Written task:
Write the material out again, line by line, exactly as it is.

Record excerpts:
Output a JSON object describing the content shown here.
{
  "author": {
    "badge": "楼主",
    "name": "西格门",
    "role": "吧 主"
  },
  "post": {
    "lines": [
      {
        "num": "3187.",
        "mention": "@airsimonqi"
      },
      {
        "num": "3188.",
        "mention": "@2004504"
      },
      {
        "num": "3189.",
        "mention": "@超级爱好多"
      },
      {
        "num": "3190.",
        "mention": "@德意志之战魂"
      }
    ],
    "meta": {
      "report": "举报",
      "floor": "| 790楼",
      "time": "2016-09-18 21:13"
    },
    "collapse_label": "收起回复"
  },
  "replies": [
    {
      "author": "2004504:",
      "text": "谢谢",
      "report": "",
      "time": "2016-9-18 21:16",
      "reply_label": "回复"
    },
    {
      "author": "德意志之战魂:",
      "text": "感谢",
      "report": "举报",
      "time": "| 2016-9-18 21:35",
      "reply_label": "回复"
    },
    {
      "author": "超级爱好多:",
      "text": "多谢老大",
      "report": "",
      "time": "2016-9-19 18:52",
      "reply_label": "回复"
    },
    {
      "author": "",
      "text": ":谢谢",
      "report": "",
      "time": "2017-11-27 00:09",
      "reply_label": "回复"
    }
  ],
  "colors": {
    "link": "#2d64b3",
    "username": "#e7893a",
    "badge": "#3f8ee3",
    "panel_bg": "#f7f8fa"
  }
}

Response to the task:
Output a JSON object describing the content shown here.
{
  "author": {
    "badge": "楼主",
    "name": "西格门",
    "role": "吧 主"
  },
  "post": {
    "lines": [
      {
        "num": "3187.",
        "mention": "@airsimonqi"
      },
      {
        "num": "3188.",
        "mention": "@2004504"
      },
      {
        "num": "3189.",
        "mention": "@超级爱好多"
      },
      {
        "num": "3190.",
        "mention": "@德意志之战魂"
      }
    ],
    "meta": {
      "report": "举报",
      "floor": "| 790楼",
      "time": "2016-09-18 21:13"
    },
    "collapse_label": "收起回复"
  },
  "replies": [
    {
      "author": "2004504:",
      "text": "谢谢",
      "report": "",
      "time": "2016-9-18 21:16",
      "reply_label": "回复"
    },
    {
      "author": "德意志之战魂:",
      "text": "感谢",
      "report": "举报",
      "time": "| 2016-9-18 21:35",
      "reply_label": "回复"
    },
    {
      "author": "超级爱好多:",
      "text": "多谢老大",
      "report": "",
      "time": "2016-9-19 18:52",
      "reply_label": "回复"
    },
    {
      "author": "",
      "text": ":谢谢",
      "report": "",
      "time": "2017-11-27 00:09",
      "reply_label": "回复"
    }
  ],
  "colors": {
    "link": "#2d64b3",
    "username": "#e7893a",
    "badge": "#3f8ee3",
    "panel_bg": "#f7f8fa"
  }
}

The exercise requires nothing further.